_RECORD EXTRACTS_:
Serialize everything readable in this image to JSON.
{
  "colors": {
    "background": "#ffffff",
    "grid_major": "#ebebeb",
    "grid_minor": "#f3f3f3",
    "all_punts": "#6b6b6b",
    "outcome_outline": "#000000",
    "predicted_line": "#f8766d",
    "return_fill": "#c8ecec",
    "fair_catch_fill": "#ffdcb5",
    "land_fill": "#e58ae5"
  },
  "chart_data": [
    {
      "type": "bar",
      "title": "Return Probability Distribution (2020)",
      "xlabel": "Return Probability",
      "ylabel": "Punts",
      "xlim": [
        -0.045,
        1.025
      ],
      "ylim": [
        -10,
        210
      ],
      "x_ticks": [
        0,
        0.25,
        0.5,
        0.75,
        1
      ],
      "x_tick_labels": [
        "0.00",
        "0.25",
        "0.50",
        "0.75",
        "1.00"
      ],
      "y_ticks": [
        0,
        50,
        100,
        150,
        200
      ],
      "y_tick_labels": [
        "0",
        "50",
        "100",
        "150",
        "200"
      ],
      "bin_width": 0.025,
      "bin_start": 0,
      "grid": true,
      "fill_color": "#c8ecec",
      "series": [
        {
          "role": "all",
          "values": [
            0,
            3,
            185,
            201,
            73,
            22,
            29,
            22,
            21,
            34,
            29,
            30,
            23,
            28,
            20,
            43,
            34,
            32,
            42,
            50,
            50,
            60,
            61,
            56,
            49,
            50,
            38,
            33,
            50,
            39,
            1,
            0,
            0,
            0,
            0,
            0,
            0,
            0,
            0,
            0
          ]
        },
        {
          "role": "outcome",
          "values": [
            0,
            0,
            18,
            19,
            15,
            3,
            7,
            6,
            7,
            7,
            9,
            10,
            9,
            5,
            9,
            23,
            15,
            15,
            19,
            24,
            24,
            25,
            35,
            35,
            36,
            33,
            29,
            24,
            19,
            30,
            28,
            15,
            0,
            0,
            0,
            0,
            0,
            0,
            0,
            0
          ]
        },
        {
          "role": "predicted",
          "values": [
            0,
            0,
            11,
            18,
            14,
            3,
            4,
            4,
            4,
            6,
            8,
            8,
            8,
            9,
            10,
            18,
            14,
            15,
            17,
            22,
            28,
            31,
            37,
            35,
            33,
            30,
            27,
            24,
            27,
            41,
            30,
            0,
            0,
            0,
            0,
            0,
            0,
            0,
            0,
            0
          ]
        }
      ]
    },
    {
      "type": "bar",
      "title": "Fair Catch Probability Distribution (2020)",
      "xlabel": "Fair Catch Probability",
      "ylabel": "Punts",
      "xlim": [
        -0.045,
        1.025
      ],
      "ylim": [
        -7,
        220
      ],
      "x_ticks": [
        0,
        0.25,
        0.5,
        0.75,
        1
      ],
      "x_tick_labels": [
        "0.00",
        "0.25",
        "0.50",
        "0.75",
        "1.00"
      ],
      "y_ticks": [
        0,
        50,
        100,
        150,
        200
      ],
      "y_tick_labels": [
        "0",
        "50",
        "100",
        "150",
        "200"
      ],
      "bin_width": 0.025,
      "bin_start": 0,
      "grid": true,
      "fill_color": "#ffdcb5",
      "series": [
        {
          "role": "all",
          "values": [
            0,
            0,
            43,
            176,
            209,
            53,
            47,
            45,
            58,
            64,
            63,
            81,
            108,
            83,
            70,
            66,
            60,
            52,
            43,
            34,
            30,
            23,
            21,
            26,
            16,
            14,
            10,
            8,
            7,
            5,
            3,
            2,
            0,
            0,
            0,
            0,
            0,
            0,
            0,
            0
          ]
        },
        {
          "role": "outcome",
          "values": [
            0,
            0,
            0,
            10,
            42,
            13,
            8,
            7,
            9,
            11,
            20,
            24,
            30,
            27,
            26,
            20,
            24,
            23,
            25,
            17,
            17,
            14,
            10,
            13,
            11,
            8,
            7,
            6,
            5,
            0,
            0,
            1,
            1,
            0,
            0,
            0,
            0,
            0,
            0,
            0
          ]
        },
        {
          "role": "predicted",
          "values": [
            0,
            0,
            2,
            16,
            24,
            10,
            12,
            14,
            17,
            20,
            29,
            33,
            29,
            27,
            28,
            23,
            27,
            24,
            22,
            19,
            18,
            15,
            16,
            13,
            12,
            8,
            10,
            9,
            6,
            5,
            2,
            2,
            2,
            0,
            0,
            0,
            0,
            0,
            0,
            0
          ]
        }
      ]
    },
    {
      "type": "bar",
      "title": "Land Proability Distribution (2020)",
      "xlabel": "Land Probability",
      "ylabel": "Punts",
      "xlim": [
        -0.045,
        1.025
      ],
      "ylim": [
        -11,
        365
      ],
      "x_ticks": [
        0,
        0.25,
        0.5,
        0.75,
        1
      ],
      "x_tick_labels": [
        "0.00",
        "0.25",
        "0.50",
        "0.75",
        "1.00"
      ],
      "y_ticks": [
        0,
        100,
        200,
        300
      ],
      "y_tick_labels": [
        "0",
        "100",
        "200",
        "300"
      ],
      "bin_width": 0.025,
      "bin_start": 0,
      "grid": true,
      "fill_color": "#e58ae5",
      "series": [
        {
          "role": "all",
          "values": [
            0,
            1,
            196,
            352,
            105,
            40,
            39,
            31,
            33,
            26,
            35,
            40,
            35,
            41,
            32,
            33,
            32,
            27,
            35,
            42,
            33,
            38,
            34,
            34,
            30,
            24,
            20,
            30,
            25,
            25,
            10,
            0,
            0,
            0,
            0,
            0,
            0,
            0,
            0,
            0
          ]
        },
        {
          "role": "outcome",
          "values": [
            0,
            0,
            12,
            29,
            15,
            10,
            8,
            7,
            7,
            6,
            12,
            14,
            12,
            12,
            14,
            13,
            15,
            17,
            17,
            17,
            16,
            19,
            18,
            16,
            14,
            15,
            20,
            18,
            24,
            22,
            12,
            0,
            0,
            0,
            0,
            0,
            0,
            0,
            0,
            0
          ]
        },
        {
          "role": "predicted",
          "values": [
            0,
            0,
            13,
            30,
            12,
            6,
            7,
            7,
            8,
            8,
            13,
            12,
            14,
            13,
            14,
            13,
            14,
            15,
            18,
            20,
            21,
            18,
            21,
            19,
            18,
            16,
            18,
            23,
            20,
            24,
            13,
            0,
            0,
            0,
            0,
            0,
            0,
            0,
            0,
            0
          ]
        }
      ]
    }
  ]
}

_INSTRUCTIONS FOR THE TASK_:
Reproduce the entire listing word for word.

_RIGHT ANSWER_:
Serialize everything readable in this image to JSON.
{
  "colors": {
    "background": "#ffffff",
    "grid_major": "#ebebeb",
    "grid_minor": "#f3f3f3",
    "all_punts": "#6b6b6b",
    "outcome_outline": "#000000",
    "predicted_line": "#f8766d",
    "return_fill": "#c8ecec",
    "fair_catch_fill": "#ffdcb5",
    "land_fill": "#e58ae5"
  },
  "chart_data": [
    {
      "type": "bar",
      "title": "Return Probability Distribution (2020)",
      "xlabel": "Return Probability",
      "ylabel": "Punts",
      "xlim": [
        -0.045,
        1.025
      ],
      "ylim": [
        -10,
        210
      ],
      "x_ticks": [
        0,
        0.25,
        0.5,
        0.75,
        1
      ],
      "x_tick_labels": [
        "0.00",
        "0.25",
        "0.50",
        "0.75",
        "1.00"
      ],
      "y_ticks": [
        0,
        50,
        100,
        150,
        200
      ],
      "y_tick_labels": [
        "0",
        "50",
        "100",
        "150",
        "200"
      ],
      "bin_width": 0.025,
      "bin_start": 0,
      "grid": true,
      "fill_color": "#c8ecec",
      "series": [
        {
          "role": "all",
          "values": [
            0,
            3,
            185,
            201,
            73,
            22,
            29,
            22,
            21,
            34,
            29,
            30,
            23,
            28,
            20,
            43,
            34,
            32,
            42,
            50,
            50,
            60,
            61,
            56,
            49,
            50,
            38,
            33,
            50,
            39,
            1,
            0,
            0,
            0,
            0,
            0,
            0,
            0,
            0,
            0
          ]
        },
        {
          "role": "outcome",
          "values": [
            0,
            0,
            18,
            19,
            15,
            3,
            7,
            6,
            7,
            7,
            9,
            10,
            9,
            5,
            9,
            23,
            15,
            15,
            19,
            24,
            24,
            25,
            35,
            35,
            36,
            33,
            29,
            24,
            19,
            30,
            28,
            15,
            0,
            0,
            0,
            0,
            0,
            0,
            0,
            0
          ]
        },
        {
          "role": "predicted",
          "values": [
            0,
            0,
            11,
            18,
            14,
            3,
            4,
            4,
            4,
            6,
            8,
            8,
            8,
            9,
            10,
            18,
            14,
            15,
            17,
            22,
            28,
            31,
            37,
            35,
            33,
            30,
            27,
            24,
            27,
            41,
            30,
            0,
            0,
            0,
            0,
            0,
            0,
            0,
            0,
            0
          ]
        }
      ]
    },
    {
      "type": "bar",
      "title": "Fair Catch Probability Distribution (2020)",
      "xlabel": "Fair Catch Probability",
      "ylabel": "Punts",
      "xlim": [
        -0.045,
        1.025
      ],
      "ylim": [
        -7,
        220
      ],
      "x_ticks": [
        0,
        0.25,
        0.5,
        0.75,
        1
      ],
      "x_tick_labels": [
        "0.00",
        "0.25",
        "0.50",
        "0.75",
        "1.00"
      ],
      "y_ticks": [
        0,
        50,
        100,
        150,
        200
      ],
      "y_tick_labels": [
        "0",
        "50",
        "100",
        "150",
        "200"
      ],
      "bin_width": 0.025,
      "bin_start": 0,
      "grid": true,
      "fill_color": "#ffdcb5",
      "series": [
        {
          "role": "all",
          "values": [
            0,
            0,
            43,
            176,
            209,
            53,
            47,
            45,
            58,
            64,
            63,
            81,
            108,
            83,
            70,
            66,
            60,
            52,
            43,
            34,
            30,
            23,
            21,
            26,
            16,
            14,
            10,
            8,
            7,
            5,
            3,
            2,
            0,
            0,
            0,
            0,
            0,
            0,
            0,
            0
          ]
        },
        {
          "role": "outcome",
          "values": [
            0,
            0,
            0,
            10,
            42,
            13,
            8,
            7,
            9,
            11,
            20,
            24,
            30,
            27,
            26,
            20,
            24,
            23,
            25,
            17,
            17,
            14,
            10,
            13,
            11,
            8,
            7,
            6,
            5,
            0,
            0,
            1,
            1,
            0,
            0,
            0,
            0,
            0,
            0,
            0
          ]
        },
        {
          "role": "predicted",
          "values": [
            0,
            0,
            2,
            16,
            24,
            10,
            12,
            14,
            17,
            20,
            29,
            33,
            29,
            27,
            28,
            23,
            27,
            24,
            22,
            19,
            18,
            15,
            16,
            13,
            12,
            8,
            10,
            9,
            6,
            5,
            2,
            2,
            2,
            0,
            0,
            0,
            0,
            0,
            0,
            0
          ]
        }
      ]
    },
    {
      "type": "bar",
      "title": "Land Proability Distribution (2020)",
      "xlabel": "Land Probability",
      "ylabel": "Punts",
      "xlim": [
        -0.045,
        1.025
      ],
      "ylim": [
        -11,
        365
      ],
      "x_ticks": [
        0,
        0.25,
        0.5,
        0.75,
        1
      ],
      "x_tick_labels": [
        "0.00",
        "0.25",
        "0.50",
        "0.75",
        "1.00"
      ],
      "y_ticks": [
        0,
        100,
        200,
        300
      ],
      "y_tick_labels": [
        "0",
        "100",
        "200",
        "300"
      ],
      "bin_width": 0.025,
      "bin_start": 0,
      "grid": true,
      "fill_color": "#e58ae5",
      "series": [
        {
          "role": "all",
          "values": [
            0,
            1,
            196,
            352,
            105,
            40,
            39,
            31,
            33,
            26,
            35,
            40,
            35,
            41,
            32,
            33,
            32,
            27,
            35,
            42,
            33,
            38,
            34,
            34,
            30,
            24,
            20,
            30,
            25,
            25,
            10,
            0,
            0,
            0,
            0,
            0,
            0,
            0,
            0,
            0
          ]
        },
        {
          "role": "outcome",
          "values": [
            0,
            0,
            12,
            29,
            15,
            10,
            8,
            7,
            7,
            6,
            12,
            14,
            12,
            12,
            14,
            13,
            15,
            17,
            17,
            17,
            16,
            19,
            18,
            16,
            14,
            15,
            20,
            18,
            24,
            22,
            12,
            0,
            0,
            0,
            0,
            0,
            0,
            0,
            0,
            0
          ]
        },
        {
          "role": "predicted",
          "values": [
            0,
            0,
            13,
            30,
            12,
            6,
            7,
            7,
            8,
            8,
            13,
            12,
            14,
            13,
            14,
            13,
            14,
            15,
            18,
            20,
            21,
            18,
            21,
            19,
            18,
            16,
            18,
            23,
            20,
            24,
            13,
            0,
            0,
            0,
            0,
            0,
            0,
            0,
            0,
            0
          ]
        }
      ]
    }
  ]
}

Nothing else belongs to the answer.